• **REQUEST**
Copy out every record below with complete accuracy.

• **DATA**
+-------+
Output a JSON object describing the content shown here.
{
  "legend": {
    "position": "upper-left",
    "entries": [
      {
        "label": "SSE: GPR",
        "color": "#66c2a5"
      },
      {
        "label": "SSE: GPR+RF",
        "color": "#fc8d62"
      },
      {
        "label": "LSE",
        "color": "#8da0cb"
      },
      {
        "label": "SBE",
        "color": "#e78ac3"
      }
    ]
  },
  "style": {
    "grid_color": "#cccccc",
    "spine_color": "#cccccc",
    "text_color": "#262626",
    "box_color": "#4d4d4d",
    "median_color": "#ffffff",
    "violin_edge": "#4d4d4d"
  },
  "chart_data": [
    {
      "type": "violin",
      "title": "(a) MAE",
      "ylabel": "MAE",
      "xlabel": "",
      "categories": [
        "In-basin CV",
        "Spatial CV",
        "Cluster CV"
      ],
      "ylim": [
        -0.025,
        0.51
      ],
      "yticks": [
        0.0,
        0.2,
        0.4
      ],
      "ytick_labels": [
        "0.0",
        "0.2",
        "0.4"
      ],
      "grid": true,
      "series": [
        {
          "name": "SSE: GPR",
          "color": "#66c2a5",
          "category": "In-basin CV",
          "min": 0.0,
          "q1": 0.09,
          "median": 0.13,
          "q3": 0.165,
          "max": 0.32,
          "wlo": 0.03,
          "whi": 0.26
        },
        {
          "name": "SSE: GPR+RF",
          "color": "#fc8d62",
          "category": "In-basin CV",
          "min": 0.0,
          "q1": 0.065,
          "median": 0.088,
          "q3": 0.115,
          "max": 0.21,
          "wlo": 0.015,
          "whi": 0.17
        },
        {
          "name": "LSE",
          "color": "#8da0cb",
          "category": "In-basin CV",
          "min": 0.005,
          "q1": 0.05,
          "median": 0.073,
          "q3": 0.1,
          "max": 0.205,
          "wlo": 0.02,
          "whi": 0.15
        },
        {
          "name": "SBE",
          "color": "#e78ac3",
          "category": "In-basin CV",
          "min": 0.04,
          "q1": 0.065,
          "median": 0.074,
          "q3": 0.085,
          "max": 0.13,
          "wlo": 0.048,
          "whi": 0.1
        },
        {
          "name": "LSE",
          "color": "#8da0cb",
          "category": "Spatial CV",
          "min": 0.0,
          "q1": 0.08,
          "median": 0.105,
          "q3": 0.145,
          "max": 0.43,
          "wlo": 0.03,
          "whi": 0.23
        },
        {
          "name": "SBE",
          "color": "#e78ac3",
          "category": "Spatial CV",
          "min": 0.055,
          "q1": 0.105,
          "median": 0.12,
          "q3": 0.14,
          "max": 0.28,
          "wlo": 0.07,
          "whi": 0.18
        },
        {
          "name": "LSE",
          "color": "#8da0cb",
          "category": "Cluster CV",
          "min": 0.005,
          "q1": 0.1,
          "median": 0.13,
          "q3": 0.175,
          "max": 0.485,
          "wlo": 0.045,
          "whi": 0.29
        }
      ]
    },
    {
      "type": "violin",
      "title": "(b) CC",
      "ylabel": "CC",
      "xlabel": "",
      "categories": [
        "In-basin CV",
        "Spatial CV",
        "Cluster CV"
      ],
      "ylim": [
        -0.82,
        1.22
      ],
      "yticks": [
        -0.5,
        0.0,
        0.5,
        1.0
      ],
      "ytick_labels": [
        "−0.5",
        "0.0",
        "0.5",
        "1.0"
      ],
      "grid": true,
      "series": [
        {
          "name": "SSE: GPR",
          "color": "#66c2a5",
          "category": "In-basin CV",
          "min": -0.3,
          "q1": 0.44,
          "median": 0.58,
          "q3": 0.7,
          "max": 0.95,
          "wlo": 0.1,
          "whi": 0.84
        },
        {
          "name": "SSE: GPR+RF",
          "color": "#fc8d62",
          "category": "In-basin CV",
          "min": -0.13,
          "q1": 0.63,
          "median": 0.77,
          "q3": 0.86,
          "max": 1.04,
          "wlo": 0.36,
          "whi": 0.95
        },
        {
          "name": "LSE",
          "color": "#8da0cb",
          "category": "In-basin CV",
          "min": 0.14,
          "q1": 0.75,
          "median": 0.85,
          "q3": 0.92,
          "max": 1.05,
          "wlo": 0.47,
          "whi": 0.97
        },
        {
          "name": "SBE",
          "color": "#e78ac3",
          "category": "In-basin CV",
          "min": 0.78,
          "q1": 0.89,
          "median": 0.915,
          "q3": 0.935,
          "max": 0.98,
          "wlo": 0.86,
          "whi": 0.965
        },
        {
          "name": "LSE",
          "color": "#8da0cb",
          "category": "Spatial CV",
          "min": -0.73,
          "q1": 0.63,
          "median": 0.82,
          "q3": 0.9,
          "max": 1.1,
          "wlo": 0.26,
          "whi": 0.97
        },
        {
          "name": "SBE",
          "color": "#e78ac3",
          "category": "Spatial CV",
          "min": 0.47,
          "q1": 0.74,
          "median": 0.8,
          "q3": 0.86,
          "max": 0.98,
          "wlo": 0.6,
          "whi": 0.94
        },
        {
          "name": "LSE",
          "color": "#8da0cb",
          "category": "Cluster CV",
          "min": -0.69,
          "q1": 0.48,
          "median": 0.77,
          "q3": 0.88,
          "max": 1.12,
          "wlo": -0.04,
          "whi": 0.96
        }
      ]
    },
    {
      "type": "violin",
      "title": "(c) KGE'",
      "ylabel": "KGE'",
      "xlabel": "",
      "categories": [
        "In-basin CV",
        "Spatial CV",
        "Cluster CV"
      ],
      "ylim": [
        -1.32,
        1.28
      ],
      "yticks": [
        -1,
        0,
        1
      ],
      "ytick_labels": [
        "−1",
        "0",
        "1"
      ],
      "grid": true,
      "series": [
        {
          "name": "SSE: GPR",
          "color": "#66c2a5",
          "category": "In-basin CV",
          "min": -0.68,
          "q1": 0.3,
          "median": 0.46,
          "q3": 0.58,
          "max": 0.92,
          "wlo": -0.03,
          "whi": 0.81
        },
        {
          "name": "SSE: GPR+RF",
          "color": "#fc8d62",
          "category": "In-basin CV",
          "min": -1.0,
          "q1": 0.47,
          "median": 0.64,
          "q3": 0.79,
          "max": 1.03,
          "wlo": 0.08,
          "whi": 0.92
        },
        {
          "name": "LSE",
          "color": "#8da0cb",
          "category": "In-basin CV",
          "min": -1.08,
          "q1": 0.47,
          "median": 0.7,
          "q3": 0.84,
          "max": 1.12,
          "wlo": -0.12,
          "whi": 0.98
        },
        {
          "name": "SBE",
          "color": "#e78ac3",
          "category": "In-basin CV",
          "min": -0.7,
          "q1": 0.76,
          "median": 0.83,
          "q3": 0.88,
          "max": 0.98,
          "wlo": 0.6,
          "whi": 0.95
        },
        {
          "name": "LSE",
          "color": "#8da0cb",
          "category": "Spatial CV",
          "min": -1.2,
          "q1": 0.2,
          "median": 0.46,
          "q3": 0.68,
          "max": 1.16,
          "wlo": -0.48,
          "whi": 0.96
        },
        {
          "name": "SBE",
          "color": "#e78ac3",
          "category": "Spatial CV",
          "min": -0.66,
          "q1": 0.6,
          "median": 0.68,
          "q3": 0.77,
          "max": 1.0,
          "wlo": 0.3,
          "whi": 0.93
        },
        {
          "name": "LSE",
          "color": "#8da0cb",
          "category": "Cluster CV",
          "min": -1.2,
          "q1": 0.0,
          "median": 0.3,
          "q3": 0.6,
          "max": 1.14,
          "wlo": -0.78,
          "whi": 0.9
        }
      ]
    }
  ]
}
+-------+
• **WORKED ANSWER**
Output a JSON object describing the content shown here.
{
  "legend": {
    "position": "upper-left",
    "entries": [
      {
        "label": "SSE: GPR",
        "color": "#66c2a5"
      },
      {
        "label": "SSE: GPR+RF",
        "color": "#fc8d62"
      },
      {
        "label": "LSE",
        "color": "#8da0cb"
      },
      {
        "label": "SBE",
        "color": "#e78ac3"
      }
    ]
  },
  "style": {
    "grid_color": "#cccccc",
    "spine_color": "#cccccc",
    "text_color": "#262626",
    "box_color": "#4d4d4d",
    "median_color": "#ffffff",
    "violin_edge": "#4d4d4d"
  },
  "chart_data": [
    {
      "type": "violin",
      "title": "(a) MAE",
      "ylabel": "MAE",
      "xlabel": "",
      "categories": [
        "In-basin CV",
        "Spatial CV",
        "Cluster CV"
      ],
      "ylim": [
        -0.025,
        0.51
      ],
      "yticks": [
        0.0,
        0.2,
        0.4
      ],
      "ytick_labels": [
        "0.0",
        "0.2",
        "0.4"
      ],
      "grid": true,
      "series": [
        {
          "name": "SSE: GPR",
          "color": "#66c2a5",
          "category": "In-basin CV",
          "min": 0.0,
          "q1": 0.09,
          "median": 0.13,
          "q3": 0.165,
          "max": 0.32,
          "wlo": 0.03,
          "whi": 0.26
        },
        {
          "name": "SSE: GPR+RF",
          "color": "#fc8d62",
          "category": "In-basin CV",
          "min": 0.0,
          "q1": 0.065,
          "median": 0.088,
          "q3": 0.115,
          "max": 0.21,
          "wlo": 0.015,
          "whi": 0.17
        },
        {
          "name": "LSE",
          "color": "#8da0cb",
          "category": "In-basin CV",
          "min": 0.005,
          "q1": 0.05,
          "median": 0.073,
          "q3": 0.1,
          "max": 0.205,
          "wlo": 0.02,
          "whi": 0.15
        },
        {
          "name": "SBE",
          "color": "#e78ac3",
          "category": "In-basin CV",
          "min": 0.04,
          "q1": 0.065,
          "median": 0.074,
          "q3": 0.085,
          "max": 0.13,
          "wlo": 0.048,
          "whi": 0.1
        },
        {
          "name": "LSE",
          "color": "#8da0cb",
          "category": "Spatial CV",
          "min": 0.0,
          "q1": 0.08,
          "median": 0.105,
          "q3": 0.145,
          "max": 0.43,
          "wlo": 0.03,
          "whi": 0.23
        },
        {
          "name": "SBE",
          "color": "#e78ac3",
          "category": "Spatial CV",
          "min": 0.055,
          "q1": 0.105,
          "median": 0.12,
          "q3": 0.14,
          "max": 0.28,
          "wlo": 0.07,
          "whi": 0.18
        },
        {
          "name": "LSE",
          "color": "#8da0cb",
          "category": "Cluster CV",
          "min": 0.005,
          "q1": 0.1,
          "median": 0.13,
          "q3": 0.175,
          "max": 0.485,
          "wlo": 0.045,
          "whi": 0.29
        }
      ]
    },
    {
      "type": "violin",
      "title": "(b) CC",
      "ylabel": "CC",
      "xlabel": "",
      "categories": [
        "In-basin CV",
        "Spatial CV",
        "Cluster CV"
      ],
      "ylim": [
        -0.82,
        1.22
      ],
      "yticks": [
        -0.5,
        0.0,
        0.5,
        1.0
      ],
      "ytick_labels": [
        "−0.5",
        "0.0",
        "0.5",
        "1.0"
      ],
      "grid": true,
      "series": [
        {
          "name": "SSE: GPR",
          "color": "#66c2a5",
          "category": "In-basin CV",
          "min": -0.3,
          "q1": 0.44,
          "median": 0.58,
          "q3": 0.7,
          "max": 0.95,
          "wlo": 0.1,
          "whi": 0.84
        },
        {
          "name": "SSE: GPR+RF",
          "color": "#fc8d62",
          "category": "In-basin CV",
          "min": -0.13,
          "q1": 0.63,
          "median": 0.77,
          "q3": 0.86,
          "max": 1.04,
          "wlo": 0.36,
          "whi": 0.95
        },
        {
          "name": "LSE",
          "color": "#8da0cb",
          "category": "In-basin CV",
          "min": 0.14,
          "q1": 0.75,
          "median": 0.85,
          "q3": 0.92,
          "max": 1.05,
          "wlo": 0.47,
          "whi": 0.97
        },
        {
          "name": "SBE",
          "color": "#e78ac3",
          "category": "In-basin CV",
          "min": 0.78,
          "q1": 0.89,
          "median": 0.915,
          "q3": 0.935,
          "max": 0.98,
          "wlo": 0.86,
          "whi": 0.965
        },
        {
          "name": "LSE",
          "color": "#8da0cb",
          "category": "Spatial CV",
          "min": -0.73,
          "q1": 0.63,
          "median": 0.82,
          "q3": 0.9,
          "max": 1.1,
          "wlo": 0.26,
          "whi": 0.97
        },
        {
          "name": "SBE",
          "color": "#e78ac3",
          "category": "Spatial CV",
          "min": 0.47,
          "q1": 0.74,
          "median": 0.8,
          "q3": 0.86,
          "max": 0.98,
          "wlo": 0.6,
          "whi": 0.94
        },
        {
          "name": "LSE",
          "color": "#8da0cb",
          "category": "Cluster CV",
          "min": -0.69,
          "q1": 0.48,
          "median": 0.77,
          "q3": 0.88,
          "max": 1.12,
          "wlo": -0.04,
          "whi": 0.96
        }
      ]
    },
    {
      "type": "violin",
      "title": "(c) KGE'",
      "ylabel": "KGE'",
      "xlabel": "",
      "categories": [
        "In-basin CV",
        "Spatial CV",
        "Cluster CV"
      ],
      "ylim": [
        -1.32,
        1.28
      ],
      "yticks": [
        -1,
        0,
        1
      ],
      "ytick_labels": [
        "−1",
        "0",
        "1"
      ],
      "grid": true,
      "series": [
        {
          "name": "SSE: GPR",
          "color": "#66c2a5",
          "category": "In-basin CV",
          "min": -0.68,
          "q1": 0.3,
          "median": 0.46,
          "q3": 0.58,
          "max": 0.92,
          "wlo": -0.03,
          "whi": 0.81
        },
        {
          "name": "SSE: GPR+RF",
          "color": "#fc8d62",
          "category": "In-basin CV",
          "min": -1.0,
          "q1": 0.47,
          "median": 0.64,
          "q3": 0.79,
          "max": 1.03,
          "wlo": 0.08,
          "whi": 0.92
        },
        {
          "name": "LSE",
          "color": "#8da0cb",
          "category": "In-basin CV",
          "min": -1.08,
          "q1": 0.47,
          "median": 0.7,
          "q3": 0.84,
          "max": 1.12,
          "wlo": -0.12,
          "whi": 0.98
        },
        {
          "name": "SBE",
          "color": "#e78ac3",
          "category": "In-basin CV",
          "min": -0.7,
          "q1": 0.76,
          "median": 0.83,
          "q3": 0.88,
          "max": 0.98,
          "wlo": 0.6,
          "whi": 0.95
        },
        {
          "name": "LSE",
          "color": "#8da0cb",
          "category": "Spatial CV",
          "min": -1.2,
          "q1": 0.2,
          "median": 0.46,
          "q3": 0.68,
          "max": 1.16,
          "wlo": -0.48,
          "whi": 0.96
        },
        {
          "name": "SBE",
          "color": "#e78ac3",
          "category": "Spatial CV",
          "min": -0.66,
          "q1": 0.6,
          "median": 0.68,
          "q3": 0.77,
          "max": 1.0,
          "wlo": 0.3,
          "whi": 0.93
        },
        {
          "name": "LSE",
          "color": "#8da0cb",
          "category": "Cluster CV",
          "min": -1.2,
          "q1": 0.0,
          "median": 0.3,
          "q3": 0.6,
          "max": 1.14,
          "wlo": -0.78,
          "whi": 0.9
        }
      ]
    }
  ]
}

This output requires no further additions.